*GIVEN TEXT*:
******
2026 Hurricane Activity Projections Out Today
Independent, data-driven climate reporting like this doesn’t happen without support. If you value clear analysis over hype, and accountability over spin, consider becoming a paid subscriber to keep this work going.
A “Quiet” Hurricane Season
There’s a particular kind of risk that only shows up in the margins in the years when the numbers look reassuring, when forecasters hedge toward “below average,” when the headlines drift elsewhere.
That’s where 2026 is shaping up to live.
Researchers at Colorado State University released one of the first major forecasts for the Atlantic hurricane season:
13 named storms
6 hurricanes
2 major hurricanes
For context, in 2025 we had:
13 named storms
5 hurricanes
4 major hurricanes
After years of hyperactive seasons fueled by record ocean heat, a step down feels like a break in the pattern.
The central driver behind this year’s forecast is the expected development of El Nino in the Pacific.
El Nino tends to increase vertical wind shear across the Atlantic — essentially tearing apart developing storms before they can organize. That’s why forecasters are leaning toward fewer hurricanes overall.
But hurricane seasons don’t unfold neatly according to a single variable.
Even as El Nino suppresses storm formation, other signals are pushing in the opposite direction. Sea surface temperatures in parts of the Atlantic (particularly the western basin) remain anomalously warm, providing fuel for any storm that does manage to form.
This is the paradox of modern hurricane seasons: fewer storms doesn’t necessarily mean weaker ones, and it certainly doesn’t mean safer coastlines.
Between 1991 and 2020, the Atlantic averaged roughly 14 named storms, 7 hurricanes, and 3 major hurricanes per season.
Colorado State’s forecast sits just under that line.
But that baseline itself is already elevated by decades of warming oceans and shifting atmospheric patterns. In other words, a “quiet” modern season would have been considered active a generation ago.
And even within that quieter framework, other forecasts are less restrained.
AccuWeather projects 11–16 named storms, including up to 4 major hurricanes.
******
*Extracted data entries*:
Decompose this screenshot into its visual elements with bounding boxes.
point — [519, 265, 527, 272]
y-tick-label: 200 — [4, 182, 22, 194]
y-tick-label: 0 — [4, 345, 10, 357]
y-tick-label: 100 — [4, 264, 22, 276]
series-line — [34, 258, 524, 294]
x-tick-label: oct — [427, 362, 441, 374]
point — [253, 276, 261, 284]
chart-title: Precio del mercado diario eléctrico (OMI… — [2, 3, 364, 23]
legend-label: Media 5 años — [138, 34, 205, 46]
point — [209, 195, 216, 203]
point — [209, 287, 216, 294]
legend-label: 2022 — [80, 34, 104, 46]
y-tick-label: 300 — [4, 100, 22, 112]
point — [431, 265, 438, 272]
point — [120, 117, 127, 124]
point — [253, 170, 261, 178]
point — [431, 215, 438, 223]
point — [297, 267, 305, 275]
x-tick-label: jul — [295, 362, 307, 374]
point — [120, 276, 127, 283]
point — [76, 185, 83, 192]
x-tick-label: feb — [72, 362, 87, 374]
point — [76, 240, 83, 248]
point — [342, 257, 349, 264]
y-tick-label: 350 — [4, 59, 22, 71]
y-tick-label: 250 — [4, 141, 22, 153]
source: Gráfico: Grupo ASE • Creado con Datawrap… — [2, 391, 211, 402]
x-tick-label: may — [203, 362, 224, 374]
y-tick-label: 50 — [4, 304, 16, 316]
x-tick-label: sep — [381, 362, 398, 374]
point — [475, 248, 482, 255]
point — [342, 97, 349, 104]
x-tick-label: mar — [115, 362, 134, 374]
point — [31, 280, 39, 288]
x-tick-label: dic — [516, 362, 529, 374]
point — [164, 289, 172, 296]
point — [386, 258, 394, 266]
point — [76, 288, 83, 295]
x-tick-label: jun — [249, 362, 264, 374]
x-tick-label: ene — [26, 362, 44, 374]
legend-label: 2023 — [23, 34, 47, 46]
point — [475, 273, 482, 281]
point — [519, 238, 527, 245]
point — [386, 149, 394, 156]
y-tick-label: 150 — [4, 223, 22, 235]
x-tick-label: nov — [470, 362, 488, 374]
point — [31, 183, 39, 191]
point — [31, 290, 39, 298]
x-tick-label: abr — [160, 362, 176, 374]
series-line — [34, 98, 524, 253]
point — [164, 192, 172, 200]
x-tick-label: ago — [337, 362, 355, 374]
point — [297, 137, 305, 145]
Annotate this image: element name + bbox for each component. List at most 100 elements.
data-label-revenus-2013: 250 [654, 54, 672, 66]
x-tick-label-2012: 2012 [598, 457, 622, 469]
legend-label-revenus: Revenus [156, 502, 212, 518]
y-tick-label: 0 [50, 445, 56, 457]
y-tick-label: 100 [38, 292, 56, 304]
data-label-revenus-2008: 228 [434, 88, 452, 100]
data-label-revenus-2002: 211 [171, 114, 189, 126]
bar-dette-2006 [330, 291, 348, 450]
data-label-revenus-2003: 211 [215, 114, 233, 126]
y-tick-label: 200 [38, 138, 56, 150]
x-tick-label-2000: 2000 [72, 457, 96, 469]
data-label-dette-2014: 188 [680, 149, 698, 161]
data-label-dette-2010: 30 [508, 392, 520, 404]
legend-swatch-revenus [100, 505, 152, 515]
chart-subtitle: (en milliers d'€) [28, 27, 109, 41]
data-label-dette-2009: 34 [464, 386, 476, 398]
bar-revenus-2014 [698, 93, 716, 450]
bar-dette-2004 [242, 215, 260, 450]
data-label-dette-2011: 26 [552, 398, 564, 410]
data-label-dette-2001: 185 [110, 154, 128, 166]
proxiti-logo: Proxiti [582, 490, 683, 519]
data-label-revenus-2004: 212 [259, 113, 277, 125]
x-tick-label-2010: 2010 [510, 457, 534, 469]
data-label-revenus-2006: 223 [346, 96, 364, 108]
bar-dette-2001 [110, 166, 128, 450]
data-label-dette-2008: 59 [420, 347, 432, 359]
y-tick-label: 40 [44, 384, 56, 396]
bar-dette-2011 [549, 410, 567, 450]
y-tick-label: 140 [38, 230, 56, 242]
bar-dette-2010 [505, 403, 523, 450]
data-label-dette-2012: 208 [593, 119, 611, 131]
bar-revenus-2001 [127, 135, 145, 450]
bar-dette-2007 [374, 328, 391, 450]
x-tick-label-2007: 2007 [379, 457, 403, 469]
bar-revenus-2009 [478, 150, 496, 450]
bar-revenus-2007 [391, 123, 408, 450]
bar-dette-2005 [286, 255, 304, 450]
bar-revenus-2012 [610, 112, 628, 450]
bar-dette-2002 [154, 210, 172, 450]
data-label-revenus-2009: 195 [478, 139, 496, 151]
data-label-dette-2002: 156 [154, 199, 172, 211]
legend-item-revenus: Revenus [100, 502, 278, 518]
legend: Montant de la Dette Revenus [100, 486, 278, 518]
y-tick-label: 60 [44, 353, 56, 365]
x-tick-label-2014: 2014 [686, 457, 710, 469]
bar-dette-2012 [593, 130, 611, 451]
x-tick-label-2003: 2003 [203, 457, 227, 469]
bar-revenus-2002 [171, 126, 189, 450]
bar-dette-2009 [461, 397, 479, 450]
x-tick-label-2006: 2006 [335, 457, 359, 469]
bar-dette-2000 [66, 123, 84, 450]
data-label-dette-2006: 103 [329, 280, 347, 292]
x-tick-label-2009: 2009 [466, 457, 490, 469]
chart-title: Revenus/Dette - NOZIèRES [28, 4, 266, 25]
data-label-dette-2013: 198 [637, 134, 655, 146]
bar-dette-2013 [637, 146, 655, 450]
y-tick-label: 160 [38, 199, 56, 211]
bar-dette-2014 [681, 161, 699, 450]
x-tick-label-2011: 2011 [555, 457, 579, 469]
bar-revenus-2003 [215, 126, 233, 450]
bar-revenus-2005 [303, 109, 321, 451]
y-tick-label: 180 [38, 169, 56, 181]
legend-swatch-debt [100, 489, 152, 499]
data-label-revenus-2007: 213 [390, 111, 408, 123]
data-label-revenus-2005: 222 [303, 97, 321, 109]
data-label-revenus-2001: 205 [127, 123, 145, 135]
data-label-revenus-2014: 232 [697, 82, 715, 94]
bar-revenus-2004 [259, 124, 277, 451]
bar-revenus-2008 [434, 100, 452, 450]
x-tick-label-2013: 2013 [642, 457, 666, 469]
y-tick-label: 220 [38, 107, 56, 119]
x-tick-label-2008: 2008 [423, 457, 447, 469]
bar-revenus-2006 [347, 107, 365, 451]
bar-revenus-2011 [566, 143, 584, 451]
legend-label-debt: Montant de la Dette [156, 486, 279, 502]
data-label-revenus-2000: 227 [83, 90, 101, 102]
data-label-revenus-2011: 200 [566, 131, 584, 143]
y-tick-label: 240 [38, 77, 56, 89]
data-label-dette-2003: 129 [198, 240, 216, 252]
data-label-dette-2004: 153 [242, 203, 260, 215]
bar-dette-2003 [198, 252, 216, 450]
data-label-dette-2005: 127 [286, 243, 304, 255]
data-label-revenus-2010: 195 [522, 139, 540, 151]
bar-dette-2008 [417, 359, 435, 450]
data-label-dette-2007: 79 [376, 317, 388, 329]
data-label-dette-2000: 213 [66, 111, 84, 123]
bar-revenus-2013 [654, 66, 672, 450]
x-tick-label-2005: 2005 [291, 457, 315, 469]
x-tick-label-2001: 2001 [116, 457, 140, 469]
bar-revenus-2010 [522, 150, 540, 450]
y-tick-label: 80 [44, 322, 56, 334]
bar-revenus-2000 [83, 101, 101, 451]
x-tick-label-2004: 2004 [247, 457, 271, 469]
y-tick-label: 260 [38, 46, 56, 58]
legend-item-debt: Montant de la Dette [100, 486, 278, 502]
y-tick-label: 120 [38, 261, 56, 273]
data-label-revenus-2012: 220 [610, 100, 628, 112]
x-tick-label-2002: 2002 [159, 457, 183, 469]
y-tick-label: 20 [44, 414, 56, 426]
******
*CHALLENGES*:
- a) In the hurricane season article, what is named as the central driver behind this year's forecast?
- b) Repeat word for word the stretch of the hurricane season article from "This is the" through "a generation ago.".
- c) Carry on the hurricane season article, picking up after its last sentence.

*ANSWERS TO THE EXERCISES*:
- a) The expected development of El Nino in the Pacific.

- b)
This is the paradox of modern hurricane seasons: fewer storms doesn’t necessarily mean weaker ones, and it certainly doesn’t mean safer coastlines.
Between 1991 and 2020, the Atlantic averaged roughly 14 named storms, 7 hurricanes, and 3 major hurricanes per season.
Colorado State’s forecast sits just under that line.
But that baseline itself is already elevated by decades of warming oceans and shifting atmospheric patterns. In other words, a “quiet” modern season would have been considered active a generation ago.

- c)
The Weather Company similarly expects a near- to below-average season, but still with multiple hurricanes and at least two major storms.
Even in a below-average year, the probability of landfall isn’t zero. Recent analyses put the chance of a hurricane affecting parts of the U.S. coastline this year at levels that remain significant, even if slightly reduced from average.
And history has already made the point more brutally than any model ever could.
1992 was a quiet season — until Hurricane Andrew.
One storm is enough. It always has been.
Seasonal forecasts are built on large-scale signals — ocean temperatures, atmospheric circulation, patterns stretching from the Sahel to the Pacific.
Colorado State’s methodology reflects that complexity, incorporating variables like:
Relative sea surface temperature contrasts
Atlantic Meridional Mode (AMM)
African monsoon dynamics
Saharan dust outbreaks
Each of these influences whether storms form — and how they behave once they do.
This April forecast is just the first pass.
Colorado State will update its outlook in June, July, and August as the atmosphere begins to reveal what it’s actually going to do.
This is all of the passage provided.